◆ **Data rows**:
▽
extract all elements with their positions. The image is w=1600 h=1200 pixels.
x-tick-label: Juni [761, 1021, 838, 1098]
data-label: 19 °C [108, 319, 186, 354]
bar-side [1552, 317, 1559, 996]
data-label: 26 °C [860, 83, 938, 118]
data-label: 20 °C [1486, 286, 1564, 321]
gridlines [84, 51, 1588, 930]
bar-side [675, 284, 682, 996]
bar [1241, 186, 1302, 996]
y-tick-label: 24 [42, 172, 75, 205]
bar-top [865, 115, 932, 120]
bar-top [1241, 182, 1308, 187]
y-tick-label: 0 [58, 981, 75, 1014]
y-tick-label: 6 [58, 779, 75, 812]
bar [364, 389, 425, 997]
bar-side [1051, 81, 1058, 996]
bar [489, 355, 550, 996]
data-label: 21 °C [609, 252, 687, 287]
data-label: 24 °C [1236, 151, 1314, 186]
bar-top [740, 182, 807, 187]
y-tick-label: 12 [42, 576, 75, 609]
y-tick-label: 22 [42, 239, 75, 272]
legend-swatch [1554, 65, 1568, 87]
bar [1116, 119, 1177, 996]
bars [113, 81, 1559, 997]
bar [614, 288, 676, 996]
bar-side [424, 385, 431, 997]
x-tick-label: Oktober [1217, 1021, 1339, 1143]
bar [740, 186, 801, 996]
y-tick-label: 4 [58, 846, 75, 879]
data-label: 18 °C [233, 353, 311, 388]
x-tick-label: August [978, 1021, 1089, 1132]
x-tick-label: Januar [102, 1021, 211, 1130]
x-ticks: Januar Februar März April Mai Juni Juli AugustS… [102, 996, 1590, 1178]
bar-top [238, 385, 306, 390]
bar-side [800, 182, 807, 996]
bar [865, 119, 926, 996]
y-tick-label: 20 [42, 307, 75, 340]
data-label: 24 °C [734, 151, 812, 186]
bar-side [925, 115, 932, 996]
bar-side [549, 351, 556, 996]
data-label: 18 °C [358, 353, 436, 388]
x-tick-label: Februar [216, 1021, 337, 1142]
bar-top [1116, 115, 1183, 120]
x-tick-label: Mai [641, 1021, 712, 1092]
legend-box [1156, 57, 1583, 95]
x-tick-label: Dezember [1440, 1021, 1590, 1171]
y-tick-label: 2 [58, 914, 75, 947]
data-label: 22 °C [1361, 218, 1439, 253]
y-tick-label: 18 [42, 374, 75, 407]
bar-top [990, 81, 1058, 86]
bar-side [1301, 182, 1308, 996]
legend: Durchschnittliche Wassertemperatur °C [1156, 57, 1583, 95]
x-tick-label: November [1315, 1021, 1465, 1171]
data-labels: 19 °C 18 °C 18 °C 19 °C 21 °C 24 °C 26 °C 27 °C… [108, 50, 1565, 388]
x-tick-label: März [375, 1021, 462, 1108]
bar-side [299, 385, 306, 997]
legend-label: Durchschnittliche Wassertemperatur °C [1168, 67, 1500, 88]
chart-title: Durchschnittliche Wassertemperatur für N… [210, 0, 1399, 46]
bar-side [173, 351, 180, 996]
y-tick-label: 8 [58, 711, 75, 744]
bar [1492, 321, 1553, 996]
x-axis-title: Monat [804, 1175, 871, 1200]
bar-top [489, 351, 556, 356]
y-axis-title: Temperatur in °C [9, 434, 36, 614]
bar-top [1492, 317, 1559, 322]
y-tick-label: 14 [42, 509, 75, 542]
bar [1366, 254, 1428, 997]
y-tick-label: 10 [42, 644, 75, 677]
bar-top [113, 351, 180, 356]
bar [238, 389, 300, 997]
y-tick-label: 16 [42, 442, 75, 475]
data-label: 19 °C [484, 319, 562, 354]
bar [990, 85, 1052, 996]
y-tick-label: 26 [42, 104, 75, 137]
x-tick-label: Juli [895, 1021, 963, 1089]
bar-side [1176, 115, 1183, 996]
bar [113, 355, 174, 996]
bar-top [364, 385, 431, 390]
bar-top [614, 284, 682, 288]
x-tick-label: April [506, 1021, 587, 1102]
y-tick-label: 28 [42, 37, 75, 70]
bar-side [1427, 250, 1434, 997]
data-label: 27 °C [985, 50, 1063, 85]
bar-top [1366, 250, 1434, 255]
△
◆ **Set exercise**:
Retype every line of the item above without any changes.

◆ **Exercise output**:
extract all elements with their positions. The image is w=1600 h=1200 pixels.
x-tick-label: Juni [761, 1021, 838, 1098]
data-label: 19 °C [108, 319, 186, 354]
bar-side [1552, 317, 1559, 996]
data-label: 26 °C [860, 83, 938, 118]
data-label: 20 °C [1486, 286, 1564, 321]
gridlines [84, 51, 1588, 930]
bar-side [675, 284, 682, 996]
bar [1241, 186, 1302, 996]
y-tick-label: 24 [42, 172, 75, 205]
bar-top [865, 115, 932, 120]
bar-top [1241, 182, 1308, 187]
y-tick-label: 0 [58, 981, 75, 1014]
y-tick-label: 6 [58, 779, 75, 812]
bar [364, 389, 425, 997]
bar-side [1051, 81, 1058, 996]
bar [489, 355, 550, 996]
data-label: 21 °C [609, 252, 687, 287]
data-label: 24 °C [1236, 151, 1314, 186]
bar-top [740, 182, 807, 187]
y-tick-label: 12 [42, 576, 75, 609]
y-tick-label: 22 [42, 239, 75, 272]
legend-swatch [1554, 65, 1568, 87]
bar [1116, 119, 1177, 996]
bars [113, 81, 1559, 997]
bar [614, 288, 676, 996]
bar-side [424, 385, 431, 997]
x-tick-label: Oktober [1217, 1021, 1339, 1143]
bar [740, 186, 801, 996]
y-tick-label: 4 [58, 846, 75, 879]
data-label: 18 °C [233, 353, 311, 388]
x-tick-label: August [978, 1021, 1089, 1132]
x-tick-label: Januar [102, 1021, 211, 1130]
x-ticks: Januar Februar März April Mai Juni Juli AugustS… [102, 996, 1590, 1178]
bar-top [238, 385, 306, 390]
bar-side [800, 182, 807, 996]
bar [865, 119, 926, 996]
y-tick-label: 20 [42, 307, 75, 340]
data-label: 24 °C [734, 151, 812, 186]
bar-side [925, 115, 932, 996]
bar-side [549, 351, 556, 996]
data-label: 18 °C [358, 353, 436, 388]
x-tick-label: Februar [216, 1021, 337, 1142]
bar-top [1116, 115, 1183, 120]
x-tick-label: Mai [641, 1021, 712, 1092]
legend-box [1156, 57, 1583, 95]
x-tick-label: Dezember [1440, 1021, 1590, 1171]
y-tick-label: 2 [58, 914, 75, 947]
data-label: 22 °C [1361, 218, 1439, 253]
y-tick-label: 18 [42, 374, 75, 407]
bar-top [990, 81, 1058, 86]
bar-side [1301, 182, 1308, 996]
legend: Durchschnittliche Wassertemperatur °C [1156, 57, 1583, 95]
x-tick-label: November [1315, 1021, 1465, 1171]
data-labels: 19 °C 18 °C 18 °C 19 °C 21 °C 24 °C 26 °C 27 °C… [108, 50, 1565, 388]
x-tick-label: März [375, 1021, 462, 1108]
bar-side [299, 385, 306, 997]
legend-label: Durchschnittliche Wassertemperatur °C [1168, 67, 1500, 88]
chart-title: Durchschnittliche Wassertemperatur für N… [210, 0, 1399, 46]
bar-side [173, 351, 180, 996]
y-tick-label: 8 [58, 711, 75, 744]
bar [1492, 321, 1553, 996]
x-axis-title: Monat [804, 1175, 871, 1200]
bar-top [489, 351, 556, 356]
y-axis-title: Temperatur in °C [9, 434, 36, 614]
bar-top [1492, 317, 1559, 322]
y-tick-label: 14 [42, 509, 75, 542]
bar [1366, 254, 1428, 997]
y-tick-label: 10 [42, 644, 75, 677]
bar-top [113, 351, 180, 356]
bar [238, 389, 300, 997]
y-tick-label: 16 [42, 442, 75, 475]
data-label: 19 °C [484, 319, 562, 354]
bar [990, 85, 1052, 996]
y-tick-label: 26 [42, 104, 75, 137]
x-tick-label: Juli [895, 1021, 963, 1089]
bar-side [1176, 115, 1183, 996]
bar [113, 355, 174, 996]
bar-top [364, 385, 431, 390]
bar-top [614, 284, 682, 288]
x-tick-label: April [506, 1021, 587, 1102]
y-tick-label: 28 [42, 37, 75, 70]
bar-side [1427, 250, 1434, 997]
data-label: 27 °C [985, 50, 1063, 85]
bar-top [1366, 250, 1434, 255]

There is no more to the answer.